**What the exercise asks:** Identify the lines that contain the word "Vide" and copy each one.

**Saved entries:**
- - - - - - -

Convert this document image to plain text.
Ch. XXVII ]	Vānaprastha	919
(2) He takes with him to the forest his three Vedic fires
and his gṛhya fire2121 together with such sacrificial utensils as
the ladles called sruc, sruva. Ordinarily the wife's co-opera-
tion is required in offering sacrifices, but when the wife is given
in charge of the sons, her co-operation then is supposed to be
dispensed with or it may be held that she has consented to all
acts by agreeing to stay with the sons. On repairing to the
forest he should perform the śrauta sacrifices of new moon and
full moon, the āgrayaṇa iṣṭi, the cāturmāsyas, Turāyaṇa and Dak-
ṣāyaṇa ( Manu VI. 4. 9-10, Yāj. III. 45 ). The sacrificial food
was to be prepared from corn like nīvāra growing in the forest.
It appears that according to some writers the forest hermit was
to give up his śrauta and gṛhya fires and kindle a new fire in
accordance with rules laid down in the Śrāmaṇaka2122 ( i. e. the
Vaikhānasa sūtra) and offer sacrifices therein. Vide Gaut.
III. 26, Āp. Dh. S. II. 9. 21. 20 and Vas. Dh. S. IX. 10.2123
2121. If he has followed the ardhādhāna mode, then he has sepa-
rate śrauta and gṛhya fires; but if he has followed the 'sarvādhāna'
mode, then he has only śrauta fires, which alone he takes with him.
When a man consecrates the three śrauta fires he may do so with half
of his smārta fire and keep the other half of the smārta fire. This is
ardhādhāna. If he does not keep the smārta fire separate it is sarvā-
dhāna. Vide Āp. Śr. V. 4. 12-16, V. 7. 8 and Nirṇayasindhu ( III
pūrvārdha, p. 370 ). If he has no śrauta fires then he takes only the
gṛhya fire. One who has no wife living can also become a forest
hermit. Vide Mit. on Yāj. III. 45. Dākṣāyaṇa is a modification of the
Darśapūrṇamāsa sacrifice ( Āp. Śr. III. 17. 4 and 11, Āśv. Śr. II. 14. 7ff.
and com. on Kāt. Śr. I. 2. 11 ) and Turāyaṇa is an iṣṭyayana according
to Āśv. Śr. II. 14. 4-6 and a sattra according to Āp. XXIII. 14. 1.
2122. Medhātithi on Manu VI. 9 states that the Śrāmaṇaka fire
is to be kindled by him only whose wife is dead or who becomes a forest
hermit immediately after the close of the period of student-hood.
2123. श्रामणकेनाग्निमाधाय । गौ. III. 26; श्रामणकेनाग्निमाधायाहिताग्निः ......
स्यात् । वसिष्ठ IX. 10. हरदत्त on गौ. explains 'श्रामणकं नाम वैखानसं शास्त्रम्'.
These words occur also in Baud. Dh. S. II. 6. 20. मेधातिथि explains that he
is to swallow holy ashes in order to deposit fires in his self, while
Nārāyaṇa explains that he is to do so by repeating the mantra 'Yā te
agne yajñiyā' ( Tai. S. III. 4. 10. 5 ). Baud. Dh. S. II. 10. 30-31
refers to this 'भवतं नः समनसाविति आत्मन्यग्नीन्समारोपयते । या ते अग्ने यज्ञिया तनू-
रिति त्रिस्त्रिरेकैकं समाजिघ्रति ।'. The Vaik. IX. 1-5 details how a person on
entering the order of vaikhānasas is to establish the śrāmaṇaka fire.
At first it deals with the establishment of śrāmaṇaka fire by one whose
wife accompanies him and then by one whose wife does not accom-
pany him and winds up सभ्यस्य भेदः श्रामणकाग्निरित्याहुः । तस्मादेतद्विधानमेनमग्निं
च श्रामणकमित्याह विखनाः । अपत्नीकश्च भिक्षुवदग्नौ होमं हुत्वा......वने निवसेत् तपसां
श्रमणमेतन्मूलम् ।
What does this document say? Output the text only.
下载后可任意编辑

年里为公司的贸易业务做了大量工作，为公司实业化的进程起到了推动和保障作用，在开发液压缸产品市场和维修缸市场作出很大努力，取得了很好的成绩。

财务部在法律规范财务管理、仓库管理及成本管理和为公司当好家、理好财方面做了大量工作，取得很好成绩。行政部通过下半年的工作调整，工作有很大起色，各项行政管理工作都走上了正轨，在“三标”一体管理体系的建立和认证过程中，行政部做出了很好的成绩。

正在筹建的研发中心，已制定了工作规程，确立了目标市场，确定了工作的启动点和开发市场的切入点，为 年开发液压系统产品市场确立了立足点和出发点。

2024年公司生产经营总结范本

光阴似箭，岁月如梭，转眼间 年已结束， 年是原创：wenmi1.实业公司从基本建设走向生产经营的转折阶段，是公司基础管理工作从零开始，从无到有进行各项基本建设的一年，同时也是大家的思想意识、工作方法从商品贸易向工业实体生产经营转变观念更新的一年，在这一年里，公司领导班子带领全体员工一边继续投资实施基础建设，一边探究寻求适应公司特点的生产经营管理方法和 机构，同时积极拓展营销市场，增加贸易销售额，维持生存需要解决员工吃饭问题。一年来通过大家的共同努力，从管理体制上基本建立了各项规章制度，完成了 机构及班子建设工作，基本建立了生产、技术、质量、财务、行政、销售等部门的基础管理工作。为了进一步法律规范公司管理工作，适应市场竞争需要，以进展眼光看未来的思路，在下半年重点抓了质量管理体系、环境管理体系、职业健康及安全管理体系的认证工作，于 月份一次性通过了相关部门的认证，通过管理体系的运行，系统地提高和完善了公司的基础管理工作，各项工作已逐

- - - - - - -

**Solution:**
Vaikhānasa sūtra) and offer sacrifices therein. Vide Gaut.
dhāna. Vide Āp. Śr. V. 4. 12-16, V. 7. 8 and Nirṇayasindhu ( III
hermit. Vide Mit. on Yāj. III. 45. Dākṣāyaṇa is a modification of the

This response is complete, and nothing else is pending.